Look for the string "screenshot" in every line, and copy each line that has it.

Source data
↓
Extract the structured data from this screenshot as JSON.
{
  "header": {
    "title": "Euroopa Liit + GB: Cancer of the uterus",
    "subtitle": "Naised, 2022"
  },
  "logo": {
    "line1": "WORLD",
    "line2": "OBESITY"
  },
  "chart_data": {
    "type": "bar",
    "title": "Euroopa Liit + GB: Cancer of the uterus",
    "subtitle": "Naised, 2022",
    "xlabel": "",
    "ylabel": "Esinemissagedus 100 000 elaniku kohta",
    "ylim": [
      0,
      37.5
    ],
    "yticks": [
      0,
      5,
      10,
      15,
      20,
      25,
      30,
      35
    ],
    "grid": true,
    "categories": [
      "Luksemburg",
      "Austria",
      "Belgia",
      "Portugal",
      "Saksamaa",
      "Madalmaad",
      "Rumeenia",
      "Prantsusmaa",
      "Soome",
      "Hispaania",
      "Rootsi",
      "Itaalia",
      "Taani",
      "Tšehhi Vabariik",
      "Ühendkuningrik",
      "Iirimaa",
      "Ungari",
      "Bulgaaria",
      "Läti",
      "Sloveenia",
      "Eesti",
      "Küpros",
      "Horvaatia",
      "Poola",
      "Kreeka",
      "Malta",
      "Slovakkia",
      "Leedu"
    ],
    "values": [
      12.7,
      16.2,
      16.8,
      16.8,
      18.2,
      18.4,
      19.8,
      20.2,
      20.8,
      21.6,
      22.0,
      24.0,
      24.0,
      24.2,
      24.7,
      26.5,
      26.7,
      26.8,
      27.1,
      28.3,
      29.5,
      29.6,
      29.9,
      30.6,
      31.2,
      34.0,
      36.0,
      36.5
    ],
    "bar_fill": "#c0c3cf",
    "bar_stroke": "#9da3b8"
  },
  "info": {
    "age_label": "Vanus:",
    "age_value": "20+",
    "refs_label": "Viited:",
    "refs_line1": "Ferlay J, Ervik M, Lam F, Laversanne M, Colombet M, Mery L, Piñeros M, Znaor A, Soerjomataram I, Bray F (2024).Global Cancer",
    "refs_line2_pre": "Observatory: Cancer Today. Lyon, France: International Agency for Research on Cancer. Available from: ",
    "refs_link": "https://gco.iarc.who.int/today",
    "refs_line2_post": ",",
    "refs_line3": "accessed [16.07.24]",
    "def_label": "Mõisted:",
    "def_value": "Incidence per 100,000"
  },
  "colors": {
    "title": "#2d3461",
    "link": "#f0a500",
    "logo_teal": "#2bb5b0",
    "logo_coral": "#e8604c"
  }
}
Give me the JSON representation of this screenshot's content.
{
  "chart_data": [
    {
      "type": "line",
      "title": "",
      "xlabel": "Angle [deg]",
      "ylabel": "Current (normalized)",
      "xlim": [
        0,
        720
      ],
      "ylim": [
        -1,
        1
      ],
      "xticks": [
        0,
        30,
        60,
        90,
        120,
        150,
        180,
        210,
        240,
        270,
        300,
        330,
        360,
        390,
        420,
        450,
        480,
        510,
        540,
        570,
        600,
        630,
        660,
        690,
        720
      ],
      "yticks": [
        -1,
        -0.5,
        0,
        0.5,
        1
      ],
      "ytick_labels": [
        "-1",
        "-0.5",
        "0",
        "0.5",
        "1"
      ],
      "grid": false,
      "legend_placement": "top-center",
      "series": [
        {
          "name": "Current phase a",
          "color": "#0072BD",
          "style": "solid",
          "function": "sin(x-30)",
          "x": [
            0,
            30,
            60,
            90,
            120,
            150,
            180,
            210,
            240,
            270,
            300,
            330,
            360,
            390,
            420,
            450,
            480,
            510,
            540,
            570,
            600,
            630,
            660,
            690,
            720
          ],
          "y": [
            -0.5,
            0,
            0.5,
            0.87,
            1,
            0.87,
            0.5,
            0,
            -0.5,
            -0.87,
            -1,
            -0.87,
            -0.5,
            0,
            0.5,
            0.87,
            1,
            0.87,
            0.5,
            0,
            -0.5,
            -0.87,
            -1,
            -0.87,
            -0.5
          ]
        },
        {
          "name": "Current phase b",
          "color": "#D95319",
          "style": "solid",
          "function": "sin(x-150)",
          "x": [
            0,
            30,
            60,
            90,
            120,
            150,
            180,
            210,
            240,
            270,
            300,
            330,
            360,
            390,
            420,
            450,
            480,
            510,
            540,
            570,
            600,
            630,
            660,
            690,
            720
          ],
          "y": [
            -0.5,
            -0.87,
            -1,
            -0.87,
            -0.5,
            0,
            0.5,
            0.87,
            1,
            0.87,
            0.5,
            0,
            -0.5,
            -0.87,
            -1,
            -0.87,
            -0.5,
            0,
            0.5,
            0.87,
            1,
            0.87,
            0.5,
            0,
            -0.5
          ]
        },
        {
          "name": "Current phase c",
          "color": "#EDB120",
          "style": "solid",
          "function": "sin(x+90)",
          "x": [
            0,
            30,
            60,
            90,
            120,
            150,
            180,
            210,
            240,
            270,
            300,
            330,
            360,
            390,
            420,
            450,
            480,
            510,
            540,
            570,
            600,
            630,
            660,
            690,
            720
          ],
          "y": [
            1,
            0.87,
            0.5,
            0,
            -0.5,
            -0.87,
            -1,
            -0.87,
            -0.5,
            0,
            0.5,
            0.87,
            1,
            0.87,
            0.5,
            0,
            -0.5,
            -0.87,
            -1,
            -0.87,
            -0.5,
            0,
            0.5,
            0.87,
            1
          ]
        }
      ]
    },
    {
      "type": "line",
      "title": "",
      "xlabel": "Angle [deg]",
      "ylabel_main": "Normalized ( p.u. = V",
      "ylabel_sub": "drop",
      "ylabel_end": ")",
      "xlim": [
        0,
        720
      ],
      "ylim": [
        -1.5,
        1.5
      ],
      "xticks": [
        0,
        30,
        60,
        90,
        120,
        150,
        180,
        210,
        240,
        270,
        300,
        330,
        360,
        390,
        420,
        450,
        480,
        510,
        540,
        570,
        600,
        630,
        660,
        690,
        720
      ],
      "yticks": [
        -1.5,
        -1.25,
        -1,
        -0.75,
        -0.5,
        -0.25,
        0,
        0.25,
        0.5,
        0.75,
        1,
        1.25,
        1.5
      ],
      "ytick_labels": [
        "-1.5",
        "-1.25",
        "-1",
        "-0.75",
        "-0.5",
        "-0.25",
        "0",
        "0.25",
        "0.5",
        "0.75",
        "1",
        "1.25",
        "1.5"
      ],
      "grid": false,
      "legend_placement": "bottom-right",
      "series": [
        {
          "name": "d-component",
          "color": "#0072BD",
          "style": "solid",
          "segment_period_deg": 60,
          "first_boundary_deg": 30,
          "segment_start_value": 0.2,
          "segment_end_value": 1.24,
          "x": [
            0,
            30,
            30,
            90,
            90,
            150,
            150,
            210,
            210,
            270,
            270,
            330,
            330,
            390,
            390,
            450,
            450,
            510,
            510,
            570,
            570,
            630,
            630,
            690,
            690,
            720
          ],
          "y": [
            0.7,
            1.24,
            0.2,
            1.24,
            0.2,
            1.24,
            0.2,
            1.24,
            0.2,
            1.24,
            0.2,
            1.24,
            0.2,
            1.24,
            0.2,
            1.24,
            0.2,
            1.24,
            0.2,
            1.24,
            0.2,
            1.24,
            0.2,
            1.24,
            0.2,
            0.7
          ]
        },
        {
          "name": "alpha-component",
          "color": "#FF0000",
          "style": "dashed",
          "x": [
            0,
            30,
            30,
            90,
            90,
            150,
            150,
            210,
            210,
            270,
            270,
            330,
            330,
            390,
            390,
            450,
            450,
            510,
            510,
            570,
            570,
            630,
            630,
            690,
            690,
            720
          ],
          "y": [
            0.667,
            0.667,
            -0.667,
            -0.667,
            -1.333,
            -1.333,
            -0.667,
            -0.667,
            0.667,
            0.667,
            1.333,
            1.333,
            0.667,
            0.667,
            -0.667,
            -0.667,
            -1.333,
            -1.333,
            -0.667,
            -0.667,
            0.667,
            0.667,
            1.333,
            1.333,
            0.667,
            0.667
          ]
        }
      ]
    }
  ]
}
↑
Task output:
Extract the structured data from this screenshot as JSON.
Give me the JSON representation of this screenshot's content.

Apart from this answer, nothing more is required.